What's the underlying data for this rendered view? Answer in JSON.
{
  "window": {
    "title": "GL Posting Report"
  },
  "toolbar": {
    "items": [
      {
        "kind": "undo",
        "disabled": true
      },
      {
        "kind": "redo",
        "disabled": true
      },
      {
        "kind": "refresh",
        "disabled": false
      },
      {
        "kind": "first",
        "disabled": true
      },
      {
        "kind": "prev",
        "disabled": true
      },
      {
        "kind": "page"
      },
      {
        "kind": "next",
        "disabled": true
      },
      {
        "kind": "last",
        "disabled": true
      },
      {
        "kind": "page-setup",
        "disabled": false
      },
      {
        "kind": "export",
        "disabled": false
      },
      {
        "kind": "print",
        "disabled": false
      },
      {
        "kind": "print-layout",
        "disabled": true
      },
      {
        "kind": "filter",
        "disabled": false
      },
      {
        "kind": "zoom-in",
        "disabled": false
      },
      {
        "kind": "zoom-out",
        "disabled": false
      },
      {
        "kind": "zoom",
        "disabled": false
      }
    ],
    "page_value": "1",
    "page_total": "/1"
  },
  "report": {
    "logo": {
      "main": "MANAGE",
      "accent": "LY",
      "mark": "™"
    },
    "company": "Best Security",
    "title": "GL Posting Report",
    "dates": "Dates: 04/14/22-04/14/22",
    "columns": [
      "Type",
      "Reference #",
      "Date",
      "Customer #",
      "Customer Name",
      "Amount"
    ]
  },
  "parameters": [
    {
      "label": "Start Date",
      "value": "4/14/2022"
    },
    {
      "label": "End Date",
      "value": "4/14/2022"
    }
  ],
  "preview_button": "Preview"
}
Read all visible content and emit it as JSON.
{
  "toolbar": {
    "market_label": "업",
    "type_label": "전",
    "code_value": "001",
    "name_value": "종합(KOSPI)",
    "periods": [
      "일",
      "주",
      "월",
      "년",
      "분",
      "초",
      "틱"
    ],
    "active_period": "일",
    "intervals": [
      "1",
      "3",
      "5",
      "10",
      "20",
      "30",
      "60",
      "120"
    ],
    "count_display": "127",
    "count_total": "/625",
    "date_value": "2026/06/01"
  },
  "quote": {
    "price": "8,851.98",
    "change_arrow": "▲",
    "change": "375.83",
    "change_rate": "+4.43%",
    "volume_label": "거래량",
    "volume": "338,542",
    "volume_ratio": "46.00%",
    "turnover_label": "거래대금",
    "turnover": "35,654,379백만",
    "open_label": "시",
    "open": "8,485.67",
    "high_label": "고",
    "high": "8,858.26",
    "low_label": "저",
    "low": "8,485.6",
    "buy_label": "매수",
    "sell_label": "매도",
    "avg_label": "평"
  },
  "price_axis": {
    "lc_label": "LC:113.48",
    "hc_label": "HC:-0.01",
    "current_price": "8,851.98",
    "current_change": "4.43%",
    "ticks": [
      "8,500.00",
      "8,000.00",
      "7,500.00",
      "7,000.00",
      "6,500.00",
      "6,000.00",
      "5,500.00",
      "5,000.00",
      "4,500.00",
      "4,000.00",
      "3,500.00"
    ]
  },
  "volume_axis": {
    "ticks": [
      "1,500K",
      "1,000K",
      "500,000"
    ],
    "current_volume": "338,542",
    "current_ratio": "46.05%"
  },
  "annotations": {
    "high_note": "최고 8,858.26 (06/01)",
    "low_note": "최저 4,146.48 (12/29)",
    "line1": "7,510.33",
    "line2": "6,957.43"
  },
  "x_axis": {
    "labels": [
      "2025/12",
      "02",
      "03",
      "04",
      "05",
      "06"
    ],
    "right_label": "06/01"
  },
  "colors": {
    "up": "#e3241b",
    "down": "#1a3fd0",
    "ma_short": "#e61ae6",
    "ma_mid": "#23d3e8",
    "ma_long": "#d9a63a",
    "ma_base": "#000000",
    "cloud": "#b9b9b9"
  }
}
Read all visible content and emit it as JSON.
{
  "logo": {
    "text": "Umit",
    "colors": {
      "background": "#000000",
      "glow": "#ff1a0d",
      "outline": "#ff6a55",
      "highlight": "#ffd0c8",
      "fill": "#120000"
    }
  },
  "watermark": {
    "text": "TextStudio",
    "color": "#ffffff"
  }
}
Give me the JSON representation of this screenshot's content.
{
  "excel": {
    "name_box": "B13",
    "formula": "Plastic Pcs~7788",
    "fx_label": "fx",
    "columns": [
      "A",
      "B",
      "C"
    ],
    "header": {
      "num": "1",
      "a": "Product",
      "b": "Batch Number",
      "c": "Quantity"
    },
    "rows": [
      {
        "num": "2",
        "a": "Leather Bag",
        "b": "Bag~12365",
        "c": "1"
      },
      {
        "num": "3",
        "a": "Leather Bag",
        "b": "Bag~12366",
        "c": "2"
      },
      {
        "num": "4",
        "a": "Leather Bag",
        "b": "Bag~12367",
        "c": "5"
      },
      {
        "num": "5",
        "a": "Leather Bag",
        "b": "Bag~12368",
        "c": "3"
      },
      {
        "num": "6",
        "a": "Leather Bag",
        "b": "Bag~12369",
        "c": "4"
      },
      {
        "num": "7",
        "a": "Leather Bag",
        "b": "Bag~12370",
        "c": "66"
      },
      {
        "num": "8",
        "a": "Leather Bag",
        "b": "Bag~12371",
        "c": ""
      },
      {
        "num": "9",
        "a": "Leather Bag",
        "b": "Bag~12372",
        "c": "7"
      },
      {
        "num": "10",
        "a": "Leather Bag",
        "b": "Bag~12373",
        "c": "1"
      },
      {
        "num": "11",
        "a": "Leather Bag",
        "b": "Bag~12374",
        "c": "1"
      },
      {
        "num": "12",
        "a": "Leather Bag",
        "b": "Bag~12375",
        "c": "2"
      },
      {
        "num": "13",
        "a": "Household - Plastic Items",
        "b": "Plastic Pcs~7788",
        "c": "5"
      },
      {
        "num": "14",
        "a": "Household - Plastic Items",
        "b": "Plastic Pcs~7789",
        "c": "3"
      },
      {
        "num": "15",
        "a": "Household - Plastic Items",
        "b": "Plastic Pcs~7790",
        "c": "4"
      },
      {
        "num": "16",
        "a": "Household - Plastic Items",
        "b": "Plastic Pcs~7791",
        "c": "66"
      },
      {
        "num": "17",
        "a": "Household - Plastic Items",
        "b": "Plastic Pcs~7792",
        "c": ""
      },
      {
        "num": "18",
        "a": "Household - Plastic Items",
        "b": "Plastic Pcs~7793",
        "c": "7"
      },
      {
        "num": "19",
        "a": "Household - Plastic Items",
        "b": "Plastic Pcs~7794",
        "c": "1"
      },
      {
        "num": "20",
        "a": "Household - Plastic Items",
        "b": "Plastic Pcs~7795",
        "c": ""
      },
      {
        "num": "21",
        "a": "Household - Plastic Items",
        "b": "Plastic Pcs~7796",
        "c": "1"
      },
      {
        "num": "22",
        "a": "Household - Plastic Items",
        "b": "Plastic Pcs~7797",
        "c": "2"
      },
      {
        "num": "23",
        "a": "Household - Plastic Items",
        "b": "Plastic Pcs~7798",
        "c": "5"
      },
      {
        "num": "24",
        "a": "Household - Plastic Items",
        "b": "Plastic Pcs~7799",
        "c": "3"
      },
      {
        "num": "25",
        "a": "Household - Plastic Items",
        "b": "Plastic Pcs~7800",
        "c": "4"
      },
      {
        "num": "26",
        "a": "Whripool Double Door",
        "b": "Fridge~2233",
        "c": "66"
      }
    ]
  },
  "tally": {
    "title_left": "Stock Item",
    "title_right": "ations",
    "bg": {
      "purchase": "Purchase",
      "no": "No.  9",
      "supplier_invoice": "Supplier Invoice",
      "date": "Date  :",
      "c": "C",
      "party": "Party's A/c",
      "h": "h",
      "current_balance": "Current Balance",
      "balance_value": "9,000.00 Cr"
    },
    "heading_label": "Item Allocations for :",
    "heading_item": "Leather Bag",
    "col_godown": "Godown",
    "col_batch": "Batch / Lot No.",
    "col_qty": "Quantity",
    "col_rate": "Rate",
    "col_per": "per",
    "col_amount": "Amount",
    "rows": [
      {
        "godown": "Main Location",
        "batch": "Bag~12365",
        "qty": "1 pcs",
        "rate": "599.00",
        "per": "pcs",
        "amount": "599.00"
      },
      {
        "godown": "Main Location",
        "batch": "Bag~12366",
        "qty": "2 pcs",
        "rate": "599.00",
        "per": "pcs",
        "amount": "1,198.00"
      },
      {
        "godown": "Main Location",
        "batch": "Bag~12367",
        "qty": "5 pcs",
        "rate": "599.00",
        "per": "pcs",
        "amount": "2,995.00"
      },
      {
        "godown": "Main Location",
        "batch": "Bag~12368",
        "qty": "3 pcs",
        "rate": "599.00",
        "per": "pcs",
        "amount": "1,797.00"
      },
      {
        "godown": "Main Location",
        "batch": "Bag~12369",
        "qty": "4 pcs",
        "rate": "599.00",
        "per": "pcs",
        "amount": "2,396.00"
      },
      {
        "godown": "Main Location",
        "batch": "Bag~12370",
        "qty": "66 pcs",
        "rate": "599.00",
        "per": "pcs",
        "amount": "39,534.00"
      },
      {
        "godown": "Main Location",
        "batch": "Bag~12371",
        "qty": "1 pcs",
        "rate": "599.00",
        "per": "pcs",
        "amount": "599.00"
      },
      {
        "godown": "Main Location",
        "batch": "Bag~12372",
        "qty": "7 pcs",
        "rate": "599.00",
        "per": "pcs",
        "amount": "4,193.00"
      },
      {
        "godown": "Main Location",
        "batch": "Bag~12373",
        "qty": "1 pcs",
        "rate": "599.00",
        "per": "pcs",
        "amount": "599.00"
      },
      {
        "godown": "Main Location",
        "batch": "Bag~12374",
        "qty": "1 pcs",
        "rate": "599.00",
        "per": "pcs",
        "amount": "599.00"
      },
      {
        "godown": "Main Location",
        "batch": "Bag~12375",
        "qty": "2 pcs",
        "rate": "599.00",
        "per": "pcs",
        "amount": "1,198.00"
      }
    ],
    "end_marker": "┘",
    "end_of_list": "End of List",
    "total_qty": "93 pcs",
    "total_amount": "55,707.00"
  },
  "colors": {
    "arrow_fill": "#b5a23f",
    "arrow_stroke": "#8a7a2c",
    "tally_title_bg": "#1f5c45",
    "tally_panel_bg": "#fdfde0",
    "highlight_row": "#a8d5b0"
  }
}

____

TASK OBJECTIVE:
Pull out all lines containing "JSON".

EXERCISE OUTPUT:
What's the underlying data for this rendered view? Answer in JSON.
Read all visible content and emit it as JSON.
Read all visible content and emit it as JSON.
Give me the JSON representation of this screenshot's content.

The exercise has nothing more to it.